Exercise goal: Reproduce every record below exactly as written, leaving out any pictures.

--- START Data provided ---

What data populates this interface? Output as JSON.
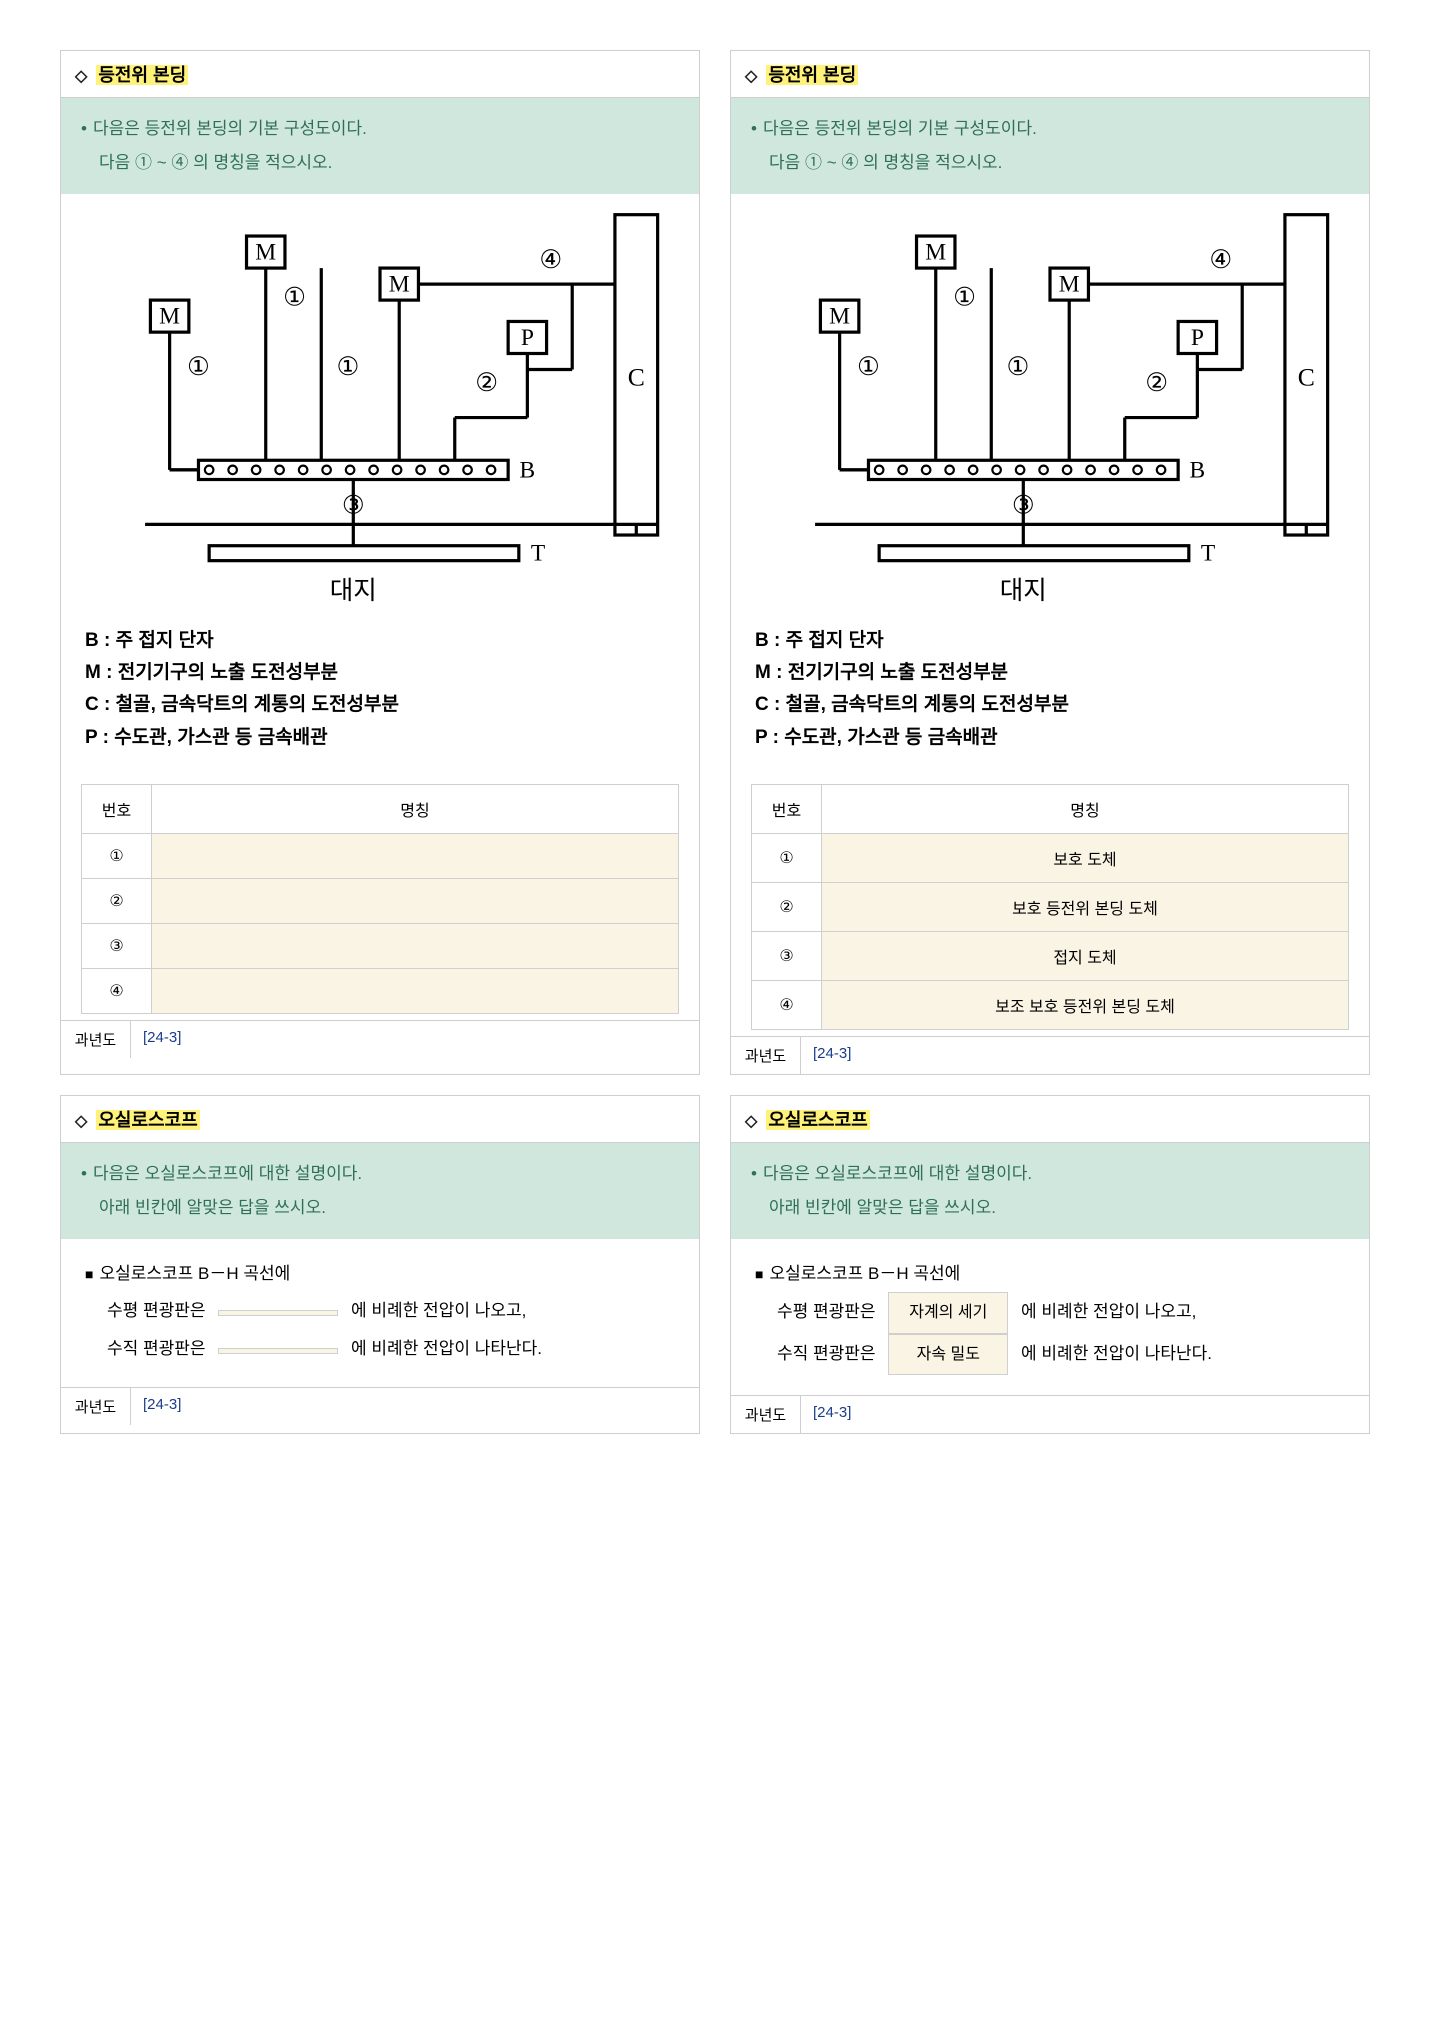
{
  "card1": {
    "title": "등전위 본딩",
    "q_line1": "다음은 등전위 본딩의 기본 구성도이다.",
    "q_line2": "다음 ① ~ ④ 의 명칭을 적으시오.",
    "legend": {
      "B": "B : 주 접지 단자",
      "M": "M : 전기기구의 노출 도전성부분",
      "C": "C : 철골, 금속닥트의 계통의 도전성부분",
      "P": "P : 수도관, 가스관 등 금속배관"
    },
    "table": {
      "h1": "번호",
      "h2": "명칭",
      "rows": [
        {
          "no": "①",
          "val": ""
        },
        {
          "no": "②",
          "val": ""
        },
        {
          "no": "③",
          "val": ""
        },
        {
          "no": "④",
          "val": ""
        }
      ]
    },
    "footer_label": "과년도",
    "footer_val": "[24-3]"
  },
  "card2": {
    "title": "등전위 본딩",
    "q_line1": "다음은 등전위 본딩의 기본 구성도이다.",
    "q_line2": "다음 ① ~ ④ 의 명칭을 적으시오.",
    "legend": {
      "B": "B : 주 접지 단자",
      "M": "M : 전기기구의 노출 도전성부분",
      "C": "C : 철골, 금속닥트의 계통의 도전성부분",
      "P": "P : 수도관, 가스관 등 금속배관"
    },
    "table": {
      "h1": "번호",
      "h2": "명칭",
      "rows": [
        {
          "no": "①",
          "val": "보호 도체"
        },
        {
          "no": "②",
          "val": "보호 등전위 본딩 도체"
        },
        {
          "no": "③",
          "val": "접지 도체"
        },
        {
          "no": "④",
          "val": "보조 보호 등전위 본딩 도체"
        }
      ]
    },
    "footer_label": "과년도",
    "footer_val": "[24-3]"
  },
  "card3": {
    "title": "오실로스코프",
    "q_line1": "다음은 오실로스코프에 대한 설명이다.",
    "q_line2": "아래 빈칸에 알맞은 답을 쓰시오.",
    "sub": "오실로스코프 B－H 곡선에",
    "line1a": "수평 편광판은",
    "blank1": "",
    "line1b": "에 비례한 전압이 나오고,",
    "line2a": "수직 편광판은",
    "blank2": "",
    "line2b": "에 비례한 전압이 나타난다.",
    "footer_label": "과년도",
    "footer_val": "[24-3]"
  },
  "card4": {
    "title": "오실로스코프",
    "q_line1": "다음은 오실로스코프에 대한 설명이다.",
    "q_line2": "아래 빈칸에 알맞은 답을 쓰시오.",
    "sub": "오실로스코프 B－H 곡선에",
    "line1a": "수평 편광판은",
    "blank1": "자계의 세기",
    "line1b": "에 비례한 전압이 나오고,",
    "line2a": "수직 편광판은",
    "blank2": "자속 밀도",
    "line2b": "에 비례한 전압이 나타난다.",
    "footer_label": "과년도",
    "footer_val": "[24-3]"
  },
  "diagram": {
    "labels": {
      "M": "M",
      "P": "P",
      "C": "C",
      "B": "B",
      "T": "T",
      "ground": "대지",
      "c1": "①",
      "c2": "②",
      "c3": "③",
      "c4": "④"
    },
    "colors": {
      "stroke": "#000000",
      "fill_white": "#ffffff"
    }
  }
}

--- END Data provided ---

Reply to the task:
What data populates this interface? Output as JSON.
{
  "card1": {
    "title": "등전위 본딩",
    "q_line1": "다음은 등전위 본딩의 기본 구성도이다.",
    "q_line2": "다음 ① ~ ④ 의 명칭을 적으시오.",
    "legend": {
      "B": "B : 주 접지 단자",
      "M": "M : 전기기구의 노출 도전성부분",
      "C": "C : 철골, 금속닥트의 계통의 도전성부분",
      "P": "P : 수도관, 가스관 등 금속배관"
    },
    "table": {
      "h1": "번호",
      "h2": "명칭",
      "rows": [
        {
          "no": "①",
          "val": ""
        },
        {
          "no": "②",
          "val": ""
        },
        {
          "no": "③",
          "val": ""
        },
        {
          "no": "④",
          "val": ""
        }
      ]
    },
    "footer_label": "과년도",
    "footer_val": "[24-3]"
  },
  "card2": {
    "title": "등전위 본딩",
    "q_line1": "다음은 등전위 본딩의 기본 구성도이다.",
    "q_line2": "다음 ① ~ ④ 의 명칭을 적으시오.",
    "legend": {
      "B": "B : 주 접지 단자",
      "M": "M : 전기기구의 노출 도전성부분",
      "C": "C : 철골, 금속닥트의 계통의 도전성부분",
      "P": "P : 수도관, 가스관 등 금속배관"
    },
    "table": {
      "h1": "번호",
      "h2": "명칭",
      "rows": [
        {
          "no": "①",
          "val": "보호 도체"
        },
        {
          "no": "②",
          "val": "보호 등전위 본딩 도체"
        },
        {
          "no": "③",
          "val": "접지 도체"
        },
        {
          "no": "④",
          "val": "보조 보호 등전위 본딩 도체"
        }
      ]
    },
    "footer_label": "과년도",
    "footer_val": "[24-3]"
  },
  "card3": {
    "title": "오실로스코프",
    "q_line1": "다음은 오실로스코프에 대한 설명이다.",
    "q_line2": "아래 빈칸에 알맞은 답을 쓰시오.",
    "sub": "오실로스코프 B－H 곡선에",
    "line1a": "수평 편광판은",
    "blank1": "",
    "line1b": "에 비례한 전압이 나오고,",
    "line2a": "수직 편광판은",
    "blank2": "",
    "line2b": "에 비례한 전압이 나타난다.",
    "footer_label": "과년도",
    "footer_val": "[24-3]"
  },
  "card4": {
    "title": "오실로스코프",
    "q_line1": "다음은 오실로스코프에 대한 설명이다.",
    "q_line2": "아래 빈칸에 알맞은 답을 쓰시오.",
    "sub": "오실로스코프 B－H 곡선에",
    "line1a": "수평 편광판은",
    "blank1": "자계의 세기",
    "line1b": "에 비례한 전압이 나오고,",
    "line2a": "수직 편광판은",
    "blank2": "자속 밀도",
    "line2b": "에 비례한 전압이 나타난다.",
    "footer_label": "과년도",
    "footer_val": "[24-3]"
  },
  "diagram": {
    "labels": {
      "M": "M",
      "P": "P",
      "C": "C",
      "B": "B",
      "T": "T",
      "ground": "대지",
      "c1": "①",
      "c2": "②",
      "c3": "③",
      "c4": "④"
    },
    "colors": {
      "stroke": "#000000",
      "fill_white": "#ffffff"
    }
  }
}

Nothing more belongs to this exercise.